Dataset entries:

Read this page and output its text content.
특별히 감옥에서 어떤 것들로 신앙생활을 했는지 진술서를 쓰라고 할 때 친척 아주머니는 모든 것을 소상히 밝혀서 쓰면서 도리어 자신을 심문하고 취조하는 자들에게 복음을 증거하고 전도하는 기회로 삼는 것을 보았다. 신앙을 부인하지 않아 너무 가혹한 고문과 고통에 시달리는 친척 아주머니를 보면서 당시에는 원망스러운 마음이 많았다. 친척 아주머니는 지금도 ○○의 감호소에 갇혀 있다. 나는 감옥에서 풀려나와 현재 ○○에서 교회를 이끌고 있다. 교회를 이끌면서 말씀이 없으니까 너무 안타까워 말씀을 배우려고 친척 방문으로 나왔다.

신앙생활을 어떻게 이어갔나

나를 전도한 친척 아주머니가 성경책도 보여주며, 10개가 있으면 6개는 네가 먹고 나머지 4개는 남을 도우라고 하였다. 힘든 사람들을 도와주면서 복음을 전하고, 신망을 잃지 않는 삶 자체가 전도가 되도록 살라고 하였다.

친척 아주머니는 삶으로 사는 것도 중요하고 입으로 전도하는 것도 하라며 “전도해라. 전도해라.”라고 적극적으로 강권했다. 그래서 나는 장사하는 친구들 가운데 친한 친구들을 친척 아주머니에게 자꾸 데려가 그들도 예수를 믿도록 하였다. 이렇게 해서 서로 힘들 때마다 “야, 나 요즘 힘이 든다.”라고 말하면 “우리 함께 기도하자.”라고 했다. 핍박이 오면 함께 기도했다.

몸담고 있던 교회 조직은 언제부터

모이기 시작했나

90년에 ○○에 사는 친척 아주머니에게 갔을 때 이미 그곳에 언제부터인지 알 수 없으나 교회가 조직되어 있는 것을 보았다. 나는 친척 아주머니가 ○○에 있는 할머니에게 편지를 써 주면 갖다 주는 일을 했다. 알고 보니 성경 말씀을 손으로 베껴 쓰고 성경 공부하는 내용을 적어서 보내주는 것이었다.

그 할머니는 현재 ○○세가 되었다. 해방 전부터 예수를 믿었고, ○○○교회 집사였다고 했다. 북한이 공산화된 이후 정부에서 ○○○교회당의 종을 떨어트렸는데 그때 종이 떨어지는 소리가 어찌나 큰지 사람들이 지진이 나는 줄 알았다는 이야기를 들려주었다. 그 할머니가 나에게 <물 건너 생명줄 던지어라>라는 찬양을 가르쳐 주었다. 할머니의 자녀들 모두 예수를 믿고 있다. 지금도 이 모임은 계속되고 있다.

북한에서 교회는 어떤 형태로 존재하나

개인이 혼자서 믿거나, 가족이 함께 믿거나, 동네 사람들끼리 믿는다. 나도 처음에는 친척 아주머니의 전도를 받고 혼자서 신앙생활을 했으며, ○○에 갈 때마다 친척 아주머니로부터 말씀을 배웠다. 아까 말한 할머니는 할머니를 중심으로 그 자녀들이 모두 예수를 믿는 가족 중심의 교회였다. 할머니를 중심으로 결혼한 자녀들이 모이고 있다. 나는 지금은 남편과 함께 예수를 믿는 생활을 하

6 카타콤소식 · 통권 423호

THE PROBLEM: Copy the material above, line for line.

REPLY TO THE EXERCISE:
Read this page and output its text content.
특별히 감옥에서 어떤 것들로 신앙생활을 했는지 진술서를 쓰라고 할 때 친척 아주머니는 모든 것을 소상히 밝혀서 쓰면서 도리어 자신을 심문하고 취조하는 자들에게 복음을 증거하고 전도하는 기회로 삼는 것을 보았다. 신앙을 부인하지 않아 너무 가혹한 고문과 고통에 시달리는 친척 아주머니를 보면서 당시에는 원망스러운 마음이 많았다. 친척 아주머니는 지금도 ○○의 감호소에 갇혀 있다. 나는 감옥에서 풀려나와 현재 ○○에서 교회를 이끌고 있다. 교회를 이끌면서 말씀이 없으니까 너무 안타까워 말씀을 배우려고 친척 방문으로 나왔다.

신앙생활을 어떻게 이어갔나

나를 전도한 친척 아주머니가 성경책도 보여주며, 10개가 있으면 6개는 네가 먹고 나머지 4개는 남을 도우라고 하였다. 힘든 사람들을 도와주면서 복음을 전하고, 신망을 잃지 않는 삶 자체가 전도가 되도록 살라고 하였다.

친척 아주머니는 삶으로 사는 것도 중요하고 입으로 전도하는 것도 하라며 “전도해라. 전도해라.”라고 적극적으로 강권했다. 그래서 나는 장사하는 친구들 가운데 친한 친구들을 친척 아주머니에게 자꾸 데려가 그들도 예수를 믿도록 하였다. 이렇게 해서 서로 힘들 때마다 “야, 나 요즘 힘이 든다.”라고 말하면 “우리 함께 기도하자.”라고 했다. 핍박이 오면 함께 기도했다.

몸담고 있던 교회 조직은 언제부터

모이기 시작했나

90년에 ○○에 사는 친척 아주머니에게 갔을 때 이미 그곳에 언제부터인지 알 수 없으나 교회가 조직되어 있는 것을 보았다. 나는 친척 아주머니가 ○○에 있는 할머니에게 편지를 써 주면 갖다 주는 일을 했다. 알고 보니 성경 말씀을 손으로 베껴 쓰고 성경 공부하는 내용을 적어서 보내주는 것이었다.

그 할머니는 현재 ○○세가 되었다. 해방 전부터 예수를 믿었고, ○○○교회 집사였다고 했다. 북한이 공산화된 이후 정부에서 ○○○교회당의 종을 떨어트렸는데 그때 종이 떨어지는 소리가 어찌나 큰지 사람들이 지진이 나는 줄 알았다는 이야기를 들려주었다. 그 할머니가 나에게 <물 건너 생명줄 던지어라>라는 찬양을 가르쳐 주었다. 할머니의 자녀들 모두 예수를 믿고 있다. 지금도 이 모임은 계속되고 있다.

북한에서 교회는 어떤 형태로 존재하나

개인이 혼자서 믿거나, 가족이 함께 믿거나, 동네 사람들끼리 믿는다. 나도 처음에는 친척 아주머니의 전도를 받고 혼자서 신앙생활을 했으며, ○○에 갈 때마다 친척 아주머니로부터 말씀을 배웠다. 아까 말한 할머니는 할머니를 중심으로 그 자녀들이 모두 예수를 믿는 가족 중심의 교회였다. 할머니를 중심으로 결혼한 자녀들이 모이고 있다. 나는 지금은 남편과 함께 예수를 믿는 생활을 하

6 카타콤소식 · 통권 423호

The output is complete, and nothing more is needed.